[Work to be completed]
The lines to extract start at the one containing "What text is on this page?" and end with the last line; give them exactly and nothing more.
** start Given records **
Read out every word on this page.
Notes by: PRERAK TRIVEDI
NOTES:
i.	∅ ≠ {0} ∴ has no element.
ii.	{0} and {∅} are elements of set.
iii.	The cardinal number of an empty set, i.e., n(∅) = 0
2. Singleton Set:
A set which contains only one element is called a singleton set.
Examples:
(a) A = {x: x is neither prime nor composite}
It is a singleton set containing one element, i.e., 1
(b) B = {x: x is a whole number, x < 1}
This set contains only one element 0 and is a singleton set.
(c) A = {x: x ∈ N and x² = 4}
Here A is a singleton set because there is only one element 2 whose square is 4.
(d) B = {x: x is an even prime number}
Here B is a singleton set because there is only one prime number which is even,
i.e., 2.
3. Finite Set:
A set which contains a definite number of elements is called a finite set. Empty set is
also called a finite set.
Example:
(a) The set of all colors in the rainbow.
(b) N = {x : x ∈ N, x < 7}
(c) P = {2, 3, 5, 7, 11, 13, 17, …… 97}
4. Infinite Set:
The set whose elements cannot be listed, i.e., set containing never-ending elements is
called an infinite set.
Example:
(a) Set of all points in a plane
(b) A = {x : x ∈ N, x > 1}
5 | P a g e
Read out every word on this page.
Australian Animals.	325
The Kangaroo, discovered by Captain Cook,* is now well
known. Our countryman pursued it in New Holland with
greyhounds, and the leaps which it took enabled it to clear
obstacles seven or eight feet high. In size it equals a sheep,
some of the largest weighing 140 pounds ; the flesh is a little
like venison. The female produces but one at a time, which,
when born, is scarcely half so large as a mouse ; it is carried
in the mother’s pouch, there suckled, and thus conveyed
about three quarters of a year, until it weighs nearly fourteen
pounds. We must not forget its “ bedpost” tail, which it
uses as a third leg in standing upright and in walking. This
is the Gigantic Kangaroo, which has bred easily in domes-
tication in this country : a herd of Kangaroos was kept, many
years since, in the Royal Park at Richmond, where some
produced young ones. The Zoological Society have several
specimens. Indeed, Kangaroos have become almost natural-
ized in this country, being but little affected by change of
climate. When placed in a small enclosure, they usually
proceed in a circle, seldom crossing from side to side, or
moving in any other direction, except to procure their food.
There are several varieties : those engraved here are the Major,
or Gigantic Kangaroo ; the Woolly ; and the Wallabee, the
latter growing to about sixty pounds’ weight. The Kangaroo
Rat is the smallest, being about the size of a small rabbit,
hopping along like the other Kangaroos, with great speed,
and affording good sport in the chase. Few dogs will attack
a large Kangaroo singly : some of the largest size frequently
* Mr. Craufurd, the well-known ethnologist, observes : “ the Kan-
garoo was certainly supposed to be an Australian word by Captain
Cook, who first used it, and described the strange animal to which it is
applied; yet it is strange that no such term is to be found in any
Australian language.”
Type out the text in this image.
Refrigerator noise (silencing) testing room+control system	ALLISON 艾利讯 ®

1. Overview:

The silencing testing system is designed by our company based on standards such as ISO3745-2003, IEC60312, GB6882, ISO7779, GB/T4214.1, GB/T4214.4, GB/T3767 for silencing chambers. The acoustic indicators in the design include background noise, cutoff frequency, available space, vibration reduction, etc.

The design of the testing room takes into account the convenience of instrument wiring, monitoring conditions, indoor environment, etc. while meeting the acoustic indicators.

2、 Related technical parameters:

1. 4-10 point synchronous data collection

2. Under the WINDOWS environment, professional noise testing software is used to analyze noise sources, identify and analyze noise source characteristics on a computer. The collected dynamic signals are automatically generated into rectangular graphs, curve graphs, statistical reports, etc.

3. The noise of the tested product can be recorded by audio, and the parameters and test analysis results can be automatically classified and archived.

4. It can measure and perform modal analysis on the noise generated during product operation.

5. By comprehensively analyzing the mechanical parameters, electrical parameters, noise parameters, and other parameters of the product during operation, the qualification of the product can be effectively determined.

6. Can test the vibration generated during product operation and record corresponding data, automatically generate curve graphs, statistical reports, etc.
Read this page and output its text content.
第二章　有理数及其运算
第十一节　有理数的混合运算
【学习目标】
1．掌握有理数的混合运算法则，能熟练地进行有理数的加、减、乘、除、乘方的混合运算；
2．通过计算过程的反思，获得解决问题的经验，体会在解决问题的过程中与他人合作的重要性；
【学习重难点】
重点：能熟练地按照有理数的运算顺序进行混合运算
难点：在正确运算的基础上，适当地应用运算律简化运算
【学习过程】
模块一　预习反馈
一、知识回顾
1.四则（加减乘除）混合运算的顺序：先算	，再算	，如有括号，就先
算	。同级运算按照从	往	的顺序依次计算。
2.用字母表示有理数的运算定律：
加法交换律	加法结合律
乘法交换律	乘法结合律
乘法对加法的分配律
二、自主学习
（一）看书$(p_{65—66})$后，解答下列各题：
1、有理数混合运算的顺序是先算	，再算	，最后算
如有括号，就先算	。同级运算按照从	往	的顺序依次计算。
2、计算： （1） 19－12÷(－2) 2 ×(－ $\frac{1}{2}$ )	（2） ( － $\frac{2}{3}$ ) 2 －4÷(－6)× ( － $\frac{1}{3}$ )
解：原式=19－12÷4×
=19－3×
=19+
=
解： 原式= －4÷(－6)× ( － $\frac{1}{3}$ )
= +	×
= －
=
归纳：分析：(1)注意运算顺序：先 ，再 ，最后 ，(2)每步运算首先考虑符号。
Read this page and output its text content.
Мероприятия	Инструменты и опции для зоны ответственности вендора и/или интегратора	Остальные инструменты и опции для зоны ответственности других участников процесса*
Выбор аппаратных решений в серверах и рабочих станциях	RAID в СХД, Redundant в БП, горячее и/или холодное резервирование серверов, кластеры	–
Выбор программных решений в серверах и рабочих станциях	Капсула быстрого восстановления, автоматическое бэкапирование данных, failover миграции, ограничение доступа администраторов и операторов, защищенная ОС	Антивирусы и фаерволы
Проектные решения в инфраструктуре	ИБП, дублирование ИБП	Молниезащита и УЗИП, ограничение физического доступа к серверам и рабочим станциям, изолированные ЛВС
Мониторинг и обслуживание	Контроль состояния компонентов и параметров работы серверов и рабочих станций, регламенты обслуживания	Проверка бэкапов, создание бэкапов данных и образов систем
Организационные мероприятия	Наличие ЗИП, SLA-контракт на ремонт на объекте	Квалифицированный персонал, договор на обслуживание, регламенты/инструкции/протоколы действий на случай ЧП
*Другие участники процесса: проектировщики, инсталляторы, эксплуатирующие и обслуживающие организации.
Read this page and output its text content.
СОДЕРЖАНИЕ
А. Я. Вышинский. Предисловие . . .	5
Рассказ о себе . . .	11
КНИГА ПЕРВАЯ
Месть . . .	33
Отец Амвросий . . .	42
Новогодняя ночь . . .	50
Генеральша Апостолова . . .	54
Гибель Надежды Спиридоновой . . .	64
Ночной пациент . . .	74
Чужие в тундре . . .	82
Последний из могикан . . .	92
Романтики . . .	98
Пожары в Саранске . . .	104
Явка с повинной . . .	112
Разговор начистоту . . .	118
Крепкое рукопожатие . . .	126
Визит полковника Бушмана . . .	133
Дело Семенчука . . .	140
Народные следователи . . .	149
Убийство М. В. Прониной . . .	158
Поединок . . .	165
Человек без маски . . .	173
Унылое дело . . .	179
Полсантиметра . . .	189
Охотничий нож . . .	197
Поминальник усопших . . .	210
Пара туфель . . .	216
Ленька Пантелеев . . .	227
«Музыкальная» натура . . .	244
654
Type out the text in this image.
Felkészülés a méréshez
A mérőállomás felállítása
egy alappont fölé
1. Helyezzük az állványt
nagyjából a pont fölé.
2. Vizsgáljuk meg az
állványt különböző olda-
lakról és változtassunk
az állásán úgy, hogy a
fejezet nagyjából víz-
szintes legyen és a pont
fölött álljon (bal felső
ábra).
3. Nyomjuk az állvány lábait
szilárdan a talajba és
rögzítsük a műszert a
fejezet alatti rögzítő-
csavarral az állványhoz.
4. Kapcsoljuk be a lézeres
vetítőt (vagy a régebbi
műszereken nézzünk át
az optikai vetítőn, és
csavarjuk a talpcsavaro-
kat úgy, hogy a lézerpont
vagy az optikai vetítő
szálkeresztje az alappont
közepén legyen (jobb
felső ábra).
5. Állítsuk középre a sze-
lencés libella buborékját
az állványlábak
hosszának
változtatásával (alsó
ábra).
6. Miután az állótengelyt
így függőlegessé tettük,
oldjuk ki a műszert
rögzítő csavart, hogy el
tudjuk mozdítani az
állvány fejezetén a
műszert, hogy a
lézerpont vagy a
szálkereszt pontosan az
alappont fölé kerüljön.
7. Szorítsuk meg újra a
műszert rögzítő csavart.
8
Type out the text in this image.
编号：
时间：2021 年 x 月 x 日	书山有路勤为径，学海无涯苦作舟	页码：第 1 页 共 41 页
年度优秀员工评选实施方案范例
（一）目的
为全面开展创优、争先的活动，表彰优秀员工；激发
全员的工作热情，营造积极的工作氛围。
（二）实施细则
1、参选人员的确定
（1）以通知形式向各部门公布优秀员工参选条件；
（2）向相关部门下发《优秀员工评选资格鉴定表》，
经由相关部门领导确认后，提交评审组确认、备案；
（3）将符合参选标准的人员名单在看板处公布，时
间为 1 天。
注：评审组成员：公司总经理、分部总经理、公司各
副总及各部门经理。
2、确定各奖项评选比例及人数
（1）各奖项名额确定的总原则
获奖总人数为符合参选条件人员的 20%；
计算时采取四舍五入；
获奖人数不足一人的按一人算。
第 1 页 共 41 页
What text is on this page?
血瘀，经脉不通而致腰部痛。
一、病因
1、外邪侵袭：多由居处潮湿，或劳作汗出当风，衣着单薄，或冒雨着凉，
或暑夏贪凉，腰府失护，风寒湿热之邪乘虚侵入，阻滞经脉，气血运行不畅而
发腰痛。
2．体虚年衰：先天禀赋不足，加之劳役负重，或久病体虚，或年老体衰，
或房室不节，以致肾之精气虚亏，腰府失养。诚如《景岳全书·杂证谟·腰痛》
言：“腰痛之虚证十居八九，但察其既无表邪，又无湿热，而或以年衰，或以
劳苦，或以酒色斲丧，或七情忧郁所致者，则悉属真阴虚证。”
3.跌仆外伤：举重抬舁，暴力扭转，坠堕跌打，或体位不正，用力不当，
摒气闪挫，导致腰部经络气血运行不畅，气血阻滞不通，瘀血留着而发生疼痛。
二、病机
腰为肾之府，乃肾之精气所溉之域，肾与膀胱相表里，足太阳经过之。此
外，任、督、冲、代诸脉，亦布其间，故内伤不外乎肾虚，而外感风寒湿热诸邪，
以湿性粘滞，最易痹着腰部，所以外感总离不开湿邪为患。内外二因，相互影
** end Given records **
[Response to this exercise]
What text is on this page?
血瘀，经脉不通而致腰部痛。
一、病因
1、外邪侵袭：多由居处潮湿，或劳作汗出当风，衣着单薄，或冒雨着凉，
或暑夏贪凉，腰府失护，风寒湿热之邪乘虚侵入，阻滞经脉，气血运行不畅而
发腰痛。
2．体虚年衰：先天禀赋不足，加之劳役负重，或久病体虚，或年老体衰，
或房室不节，以致肾之精气虚亏，腰府失养。诚如《景岳全书·杂证谟·腰痛》
言：“腰痛之虚证十居八九，但察其既无表邪，又无湿热，而或以年衰，或以
劳苦，或以酒色斲丧，或七情忧郁所致者，则悉属真阴虚证。”
3.跌仆外伤：举重抬舁，暴力扭转，坠堕跌打，或体位不正，用力不当，
摒气闪挫，导致腰部经络气血运行不畅，气血阻滞不通，瘀血留着而发生疼痛。
二、病机
腰为肾之府，乃肾之精气所溉之域，肾与膀胱相表里，足太阳经过之。此
外，任、督、冲、代诸脉，亦布其间，故内伤不外乎肾虚，而外感风寒湿热诸邪，
以湿性粘滞，最易痹着腰部，所以外感总离不开湿邪为患。内外二因，相互影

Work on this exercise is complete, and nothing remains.